**SOURCE RECORDS**
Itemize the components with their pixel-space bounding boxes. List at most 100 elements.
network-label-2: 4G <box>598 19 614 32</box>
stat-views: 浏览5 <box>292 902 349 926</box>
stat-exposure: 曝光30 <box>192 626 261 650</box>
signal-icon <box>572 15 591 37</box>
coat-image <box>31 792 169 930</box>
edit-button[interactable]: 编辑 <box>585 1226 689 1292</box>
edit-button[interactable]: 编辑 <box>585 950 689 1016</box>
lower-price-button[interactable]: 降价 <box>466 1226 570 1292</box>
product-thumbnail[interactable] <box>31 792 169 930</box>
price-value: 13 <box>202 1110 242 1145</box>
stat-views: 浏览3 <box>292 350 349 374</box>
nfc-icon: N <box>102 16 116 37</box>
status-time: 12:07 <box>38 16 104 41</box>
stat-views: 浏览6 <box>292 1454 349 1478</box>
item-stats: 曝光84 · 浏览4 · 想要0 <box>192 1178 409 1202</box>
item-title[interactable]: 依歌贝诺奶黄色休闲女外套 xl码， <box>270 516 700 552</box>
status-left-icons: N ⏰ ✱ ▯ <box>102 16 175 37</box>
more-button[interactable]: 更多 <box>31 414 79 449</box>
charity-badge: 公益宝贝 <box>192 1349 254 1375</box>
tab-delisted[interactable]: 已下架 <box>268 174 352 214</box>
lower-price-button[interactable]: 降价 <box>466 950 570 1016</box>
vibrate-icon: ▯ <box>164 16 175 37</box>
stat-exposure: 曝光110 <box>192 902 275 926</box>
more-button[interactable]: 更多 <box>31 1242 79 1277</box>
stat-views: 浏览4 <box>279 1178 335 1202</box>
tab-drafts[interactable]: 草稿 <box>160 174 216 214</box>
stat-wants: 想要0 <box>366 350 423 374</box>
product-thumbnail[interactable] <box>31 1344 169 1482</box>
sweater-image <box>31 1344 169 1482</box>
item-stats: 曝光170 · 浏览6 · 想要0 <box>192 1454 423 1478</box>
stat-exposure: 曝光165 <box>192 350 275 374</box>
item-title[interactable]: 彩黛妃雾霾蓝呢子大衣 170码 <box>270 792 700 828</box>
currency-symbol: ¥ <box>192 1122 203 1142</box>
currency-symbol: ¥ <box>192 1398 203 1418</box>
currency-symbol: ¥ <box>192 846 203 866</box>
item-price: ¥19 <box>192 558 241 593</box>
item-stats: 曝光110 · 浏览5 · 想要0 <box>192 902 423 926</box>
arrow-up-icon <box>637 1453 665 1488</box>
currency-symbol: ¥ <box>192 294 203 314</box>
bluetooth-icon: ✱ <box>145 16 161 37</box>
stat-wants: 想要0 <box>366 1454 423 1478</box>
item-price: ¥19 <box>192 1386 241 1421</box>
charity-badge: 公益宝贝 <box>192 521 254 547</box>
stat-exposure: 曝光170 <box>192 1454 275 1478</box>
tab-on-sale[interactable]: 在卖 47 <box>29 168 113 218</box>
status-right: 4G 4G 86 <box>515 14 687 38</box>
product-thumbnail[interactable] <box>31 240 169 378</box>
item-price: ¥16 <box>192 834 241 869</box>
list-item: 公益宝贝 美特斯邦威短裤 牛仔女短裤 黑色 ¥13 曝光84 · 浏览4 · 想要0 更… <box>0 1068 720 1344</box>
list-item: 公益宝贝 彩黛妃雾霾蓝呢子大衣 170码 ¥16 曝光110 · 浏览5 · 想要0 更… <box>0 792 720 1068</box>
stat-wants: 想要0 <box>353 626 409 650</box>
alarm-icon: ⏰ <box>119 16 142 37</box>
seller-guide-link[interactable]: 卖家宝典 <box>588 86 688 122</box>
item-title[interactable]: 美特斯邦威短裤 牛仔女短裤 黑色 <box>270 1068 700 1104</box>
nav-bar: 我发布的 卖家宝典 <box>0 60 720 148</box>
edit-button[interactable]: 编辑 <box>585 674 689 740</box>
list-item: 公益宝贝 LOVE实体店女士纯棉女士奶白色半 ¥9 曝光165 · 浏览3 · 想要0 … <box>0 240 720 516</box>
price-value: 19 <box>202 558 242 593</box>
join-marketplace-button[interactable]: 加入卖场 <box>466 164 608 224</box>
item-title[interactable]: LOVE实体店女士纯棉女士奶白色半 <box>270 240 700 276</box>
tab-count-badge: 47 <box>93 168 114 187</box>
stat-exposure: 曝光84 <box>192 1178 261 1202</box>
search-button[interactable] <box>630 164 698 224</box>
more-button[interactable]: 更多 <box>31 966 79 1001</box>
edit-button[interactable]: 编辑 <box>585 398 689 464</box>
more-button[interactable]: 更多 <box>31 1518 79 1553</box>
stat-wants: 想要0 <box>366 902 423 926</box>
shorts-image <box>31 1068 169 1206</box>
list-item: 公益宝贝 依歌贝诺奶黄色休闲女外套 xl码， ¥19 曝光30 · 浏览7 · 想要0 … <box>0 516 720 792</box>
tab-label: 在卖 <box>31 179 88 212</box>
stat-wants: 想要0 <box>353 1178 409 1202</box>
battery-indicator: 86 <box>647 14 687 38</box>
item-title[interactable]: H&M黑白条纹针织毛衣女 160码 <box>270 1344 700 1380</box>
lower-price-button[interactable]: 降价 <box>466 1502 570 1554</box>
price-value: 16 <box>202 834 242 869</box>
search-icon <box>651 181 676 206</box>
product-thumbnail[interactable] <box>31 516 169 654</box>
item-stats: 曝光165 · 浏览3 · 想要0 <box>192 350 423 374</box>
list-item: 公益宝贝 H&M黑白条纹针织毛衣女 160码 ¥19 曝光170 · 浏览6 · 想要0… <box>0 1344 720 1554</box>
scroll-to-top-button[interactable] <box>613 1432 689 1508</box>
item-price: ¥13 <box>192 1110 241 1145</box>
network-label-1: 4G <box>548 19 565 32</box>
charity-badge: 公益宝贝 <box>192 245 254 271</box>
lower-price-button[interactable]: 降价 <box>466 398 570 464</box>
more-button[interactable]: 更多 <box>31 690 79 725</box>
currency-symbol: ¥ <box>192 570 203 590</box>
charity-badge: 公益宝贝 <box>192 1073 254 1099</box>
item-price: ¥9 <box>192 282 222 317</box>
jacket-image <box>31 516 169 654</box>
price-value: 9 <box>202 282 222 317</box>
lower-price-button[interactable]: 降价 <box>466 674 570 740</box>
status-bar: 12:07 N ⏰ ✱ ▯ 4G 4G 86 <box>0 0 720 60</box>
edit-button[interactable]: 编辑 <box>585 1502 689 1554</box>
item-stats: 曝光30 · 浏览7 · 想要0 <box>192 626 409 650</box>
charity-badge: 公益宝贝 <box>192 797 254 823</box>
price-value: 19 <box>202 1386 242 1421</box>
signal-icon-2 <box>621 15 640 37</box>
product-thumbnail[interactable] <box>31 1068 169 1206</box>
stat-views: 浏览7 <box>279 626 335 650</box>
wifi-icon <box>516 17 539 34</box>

**DIRECTION**
Print every line of the material above word for word, with no changes.

**SOLUTION**
Itemize the components with their pixel-space bounding boxes. List at most 100 elements.
network-label-2: 4G <box>598 19 614 32</box>
stat-views: 浏览5 <box>292 902 349 926</box>
stat-exposure: 曝光30 <box>192 626 261 650</box>
signal-icon <box>572 15 591 37</box>
coat-image <box>31 792 169 930</box>
edit-button[interactable]: 编辑 <box>585 1226 689 1292</box>
edit-button[interactable]: 编辑 <box>585 950 689 1016</box>
lower-price-button[interactable]: 降价 <box>466 1226 570 1292</box>
product-thumbnail[interactable] <box>31 792 169 930</box>
price-value: 13 <box>202 1110 242 1145</box>
stat-views: 浏览3 <box>292 350 349 374</box>
nfc-icon: N <box>102 16 116 37</box>
status-time: 12:07 <box>38 16 104 41</box>
stat-views: 浏览6 <box>292 1454 349 1478</box>
item-stats: 曝光84 · 浏览4 · 想要0 <box>192 1178 409 1202</box>
item-title[interactable]: 依歌贝诺奶黄色休闲女外套 xl码， <box>270 516 700 552</box>
status-left-icons: N ⏰ ✱ ▯ <box>102 16 175 37</box>
more-button[interactable]: 更多 <box>31 414 79 449</box>
charity-badge: 公益宝贝 <box>192 1349 254 1375</box>
tab-delisted[interactable]: 已下架 <box>268 174 352 214</box>
lower-price-button[interactable]: 降价 <box>466 950 570 1016</box>
vibrate-icon: ▯ <box>164 16 175 37</box>
stat-exposure: 曝光110 <box>192 902 275 926</box>
more-button[interactable]: 更多 <box>31 1242 79 1277</box>
stat-views: 浏览4 <box>279 1178 335 1202</box>
tab-drafts[interactable]: 草稿 <box>160 174 216 214</box>
stat-wants: 想要0 <box>366 350 423 374</box>
product-thumbnail[interactable] <box>31 1344 169 1482</box>
sweater-image <box>31 1344 169 1482</box>
item-stats: 曝光170 · 浏览6 · 想要0 <box>192 1454 423 1478</box>
stat-exposure: 曝光165 <box>192 350 275 374</box>
item-title[interactable]: 彩黛妃雾霾蓝呢子大衣 170码 <box>270 792 700 828</box>
currency-symbol: ¥ <box>192 1122 203 1142</box>
currency-symbol: ¥ <box>192 1398 203 1418</box>
currency-symbol: ¥ <box>192 846 203 866</box>
item-price: ¥19 <box>192 558 241 593</box>
item-stats: 曝光110 · 浏览5 · 想要0 <box>192 902 423 926</box>
arrow-up-icon <box>637 1453 665 1488</box>
currency-symbol: ¥ <box>192 294 203 314</box>
bluetooth-icon: ✱ <box>145 16 161 37</box>
stat-wants: 想要0 <box>366 1454 423 1478</box>
item-price: ¥19 <box>192 1386 241 1421</box>
charity-badge: 公益宝贝 <box>192 521 254 547</box>
stat-exposure: 曝光170 <box>192 1454 275 1478</box>
tab-on-sale[interactable]: 在卖 47 <box>29 168 113 218</box>
status-right: 4G 4G 86 <box>515 14 687 38</box>
product-thumbnail[interactable] <box>31 240 169 378</box>
item-price: ¥16 <box>192 834 241 869</box>
list-item: 公益宝贝 美特斯邦威短裤 牛仔女短裤 黑色 ¥13 曝光84 · 浏览4 · 想要0 更… <box>0 1068 720 1344</box>
list-item: 公益宝贝 彩黛妃雾霾蓝呢子大衣 170码 ¥16 曝光110 · 浏览5 · 想要0 更… <box>0 792 720 1068</box>
stat-wants: 想要0 <box>353 626 409 650</box>
alarm-icon: ⏰ <box>119 16 142 37</box>
seller-guide-link[interactable]: 卖家宝典 <box>588 86 688 122</box>
item-title[interactable]: 美特斯邦威短裤 牛仔女短裤 黑色 <box>270 1068 700 1104</box>
nav-bar: 我发布的 卖家宝典 <box>0 60 720 148</box>
edit-button[interactable]: 编辑 <box>585 674 689 740</box>
list-item: 公益宝贝 LOVE实体店女士纯棉女士奶白色半 ¥9 曝光165 · 浏览3 · 想要0 … <box>0 240 720 516</box>
price-value: 19 <box>202 558 242 593</box>
join-marketplace-button[interactable]: 加入卖场 <box>466 164 608 224</box>
item-title[interactable]: LOVE实体店女士纯棉女士奶白色半 <box>270 240 700 276</box>
tab-count-badge: 47 <box>93 168 114 187</box>
stat-exposure: 曝光84 <box>192 1178 261 1202</box>
search-button[interactable] <box>630 164 698 224</box>
more-button[interactable]: 更多 <box>31 966 79 1001</box>
edit-button[interactable]: 编辑 <box>585 398 689 464</box>
more-button[interactable]: 更多 <box>31 1518 79 1553</box>
stat-wants: 想要0 <box>366 902 423 926</box>
shorts-image <box>31 1068 169 1206</box>
list-item: 公益宝贝 依歌贝诺奶黄色休闲女外套 xl码， ¥19 曝光30 · 浏览7 · 想要0 … <box>0 516 720 792</box>
tab-label: 在卖 <box>31 179 88 212</box>
stat-wants: 想要0 <box>353 1178 409 1202</box>
battery-indicator: 86 <box>647 14 687 38</box>
item-title[interactable]: H&M黑白条纹针织毛衣女 160码 <box>270 1344 700 1380</box>
lower-price-button[interactable]: 降价 <box>466 1502 570 1554</box>
price-value: 16 <box>202 834 242 869</box>
search-icon <box>651 181 676 206</box>
product-thumbnail[interactable] <box>31 516 169 654</box>
item-stats: 曝光165 · 浏览3 · 想要0 <box>192 350 423 374</box>
list-item: 公益宝贝 H&M黑白条纹针织毛衣女 160码 ¥19 曝光170 · 浏览6 · 想要0… <box>0 1344 720 1554</box>
scroll-to-top-button[interactable] <box>613 1432 689 1508</box>
item-price: ¥13 <box>192 1110 241 1145</box>
network-label-1: 4G <box>548 19 565 32</box>
charity-badge: 公益宝贝 <box>192 245 254 271</box>
lower-price-button[interactable]: 降价 <box>466 398 570 464</box>
more-button[interactable]: 更多 <box>31 690 79 725</box>
currency-symbol: ¥ <box>192 570 203 590</box>
charity-badge: 公益宝贝 <box>192 1073 254 1099</box>
item-price: ¥9 <box>192 282 222 317</box>
jacket-image <box>31 516 169 654</box>
price-value: 9 <box>202 282 222 317</box>
lower-price-button[interactable]: 降价 <box>466 674 570 740</box>
status-bar: 12:07 N ⏰ ✱ ▯ 4G 4G 86 <box>0 0 720 60</box>
edit-button[interactable]: 编辑 <box>585 1502 689 1554</box>
item-stats: 曝光30 · 浏览7 · 想要0 <box>192 626 409 650</box>
charity-badge: 公益宝贝 <box>192 797 254 823</box>
price-value: 19 <box>202 1386 242 1421</box>
signal-icon-2 <box>621 15 640 37</box>
product-thumbnail[interactable] <box>31 1068 169 1206</box>
stat-views: 浏览7 <box>279 626 335 650</box>
wifi-icon <box>516 17 539 34</box>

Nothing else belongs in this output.